**The request:** Report all lines holding "Expenditures".

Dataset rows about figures
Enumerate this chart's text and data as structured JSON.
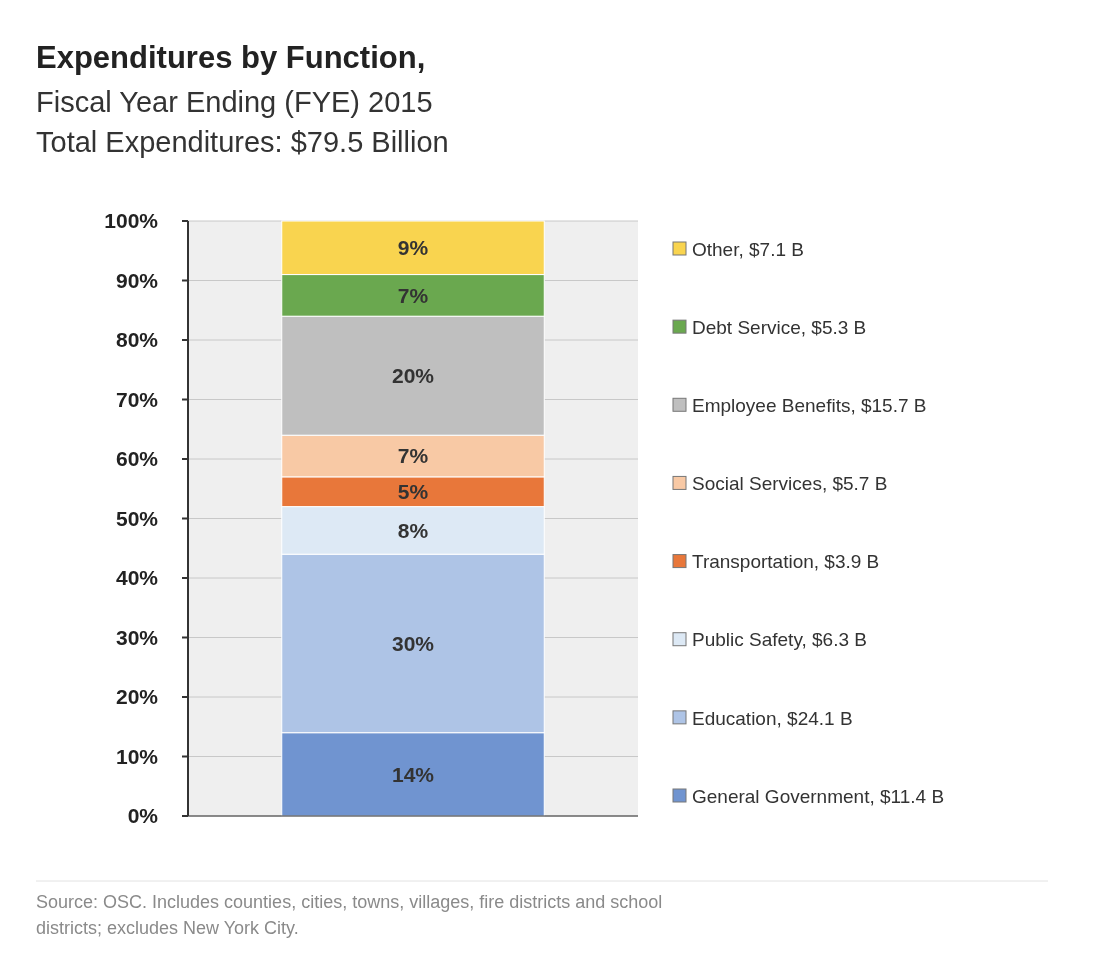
{
  "chart_data": {
    "type": "bar",
    "stacked": true,
    "title": "Expenditures by Function,",
    "subtitle": "Fiscal Year Ending (FYE) 2015\nTotal Expenditures: $79.5 Billion",
    "categories": [
      null
    ],
    "series": [
      {
        "name": "General Government, $11.4 B",
        "color": "#7094d0",
        "values": [
          14
        ],
        "value_labels": [
          "14%"
        ]
      },
      {
        "name": "Education, $24.1 B",
        "color": "#aec4e6",
        "values": [
          30
        ],
        "value_labels": [
          "30%"
        ]
      },
      {
        "name": "Public Safety, $6.3 B",
        "color": "#dde9f5",
        "values": [
          8
        ],
        "value_labels": [
          "8%"
        ]
      },
      {
        "name": "Transportation, $3.9 B",
        "color": "#e8773a",
        "values": [
          5
        ],
        "value_labels": [
          "5%"
        ]
      },
      {
        "name": "Social Services, $5.7 B",
        "color": "#f8c9a5",
        "values": [
          7
        ],
        "value_labels": [
          "7%"
        ]
      },
      {
        "name": "Employee Benefits, $15.7 B",
        "color": "#bfbfbf",
        "values": [
          20
        ],
        "value_labels": [
          "20%"
        ]
      },
      {
        "name": "Debt Service, $5.3 B",
        "color": "#6aa84f",
        "values": [
          7
        ],
        "value_labels": [
          "7%"
        ]
      },
      {
        "name": "Other, $7.1 B",
        "color": "#f9d44f",
        "values": [
          9
        ],
        "value_labels": [
          "9%"
        ]
      }
    ],
    "ylim": [
      0,
      100
    ],
    "yticks": [
      {
        "value": 0,
        "label": "0%"
      },
      {
        "value": 10,
        "label": "10%"
      },
      {
        "value": 20,
        "label": "20%"
      },
      {
        "value": 30,
        "label": "30%"
      },
      {
        "value": 40,
        "label": "40%"
      },
      {
        "value": 50,
        "label": "50%"
      },
      {
        "value": 60,
        "label": "60%"
      },
      {
        "value": 70,
        "label": "70%"
      },
      {
        "value": 80,
        "label": "80%"
      },
      {
        "value": 90,
        "label": "90%"
      },
      {
        "value": 100,
        "label": "100%"
      }
    ],
    "grid": "y",
    "legend": "right",
    "annotations": [
      "Source: OSC. Includes counties, cities, towns, villages, fire districts and school districts; excludes New York City."
    ]
  }
}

**Exercise output:**
    "title": "Expenditures by Function,",
    "subtitle": "Fiscal Year Ending (FYE) 2015\nTotal Expenditures: $79.5 Billion",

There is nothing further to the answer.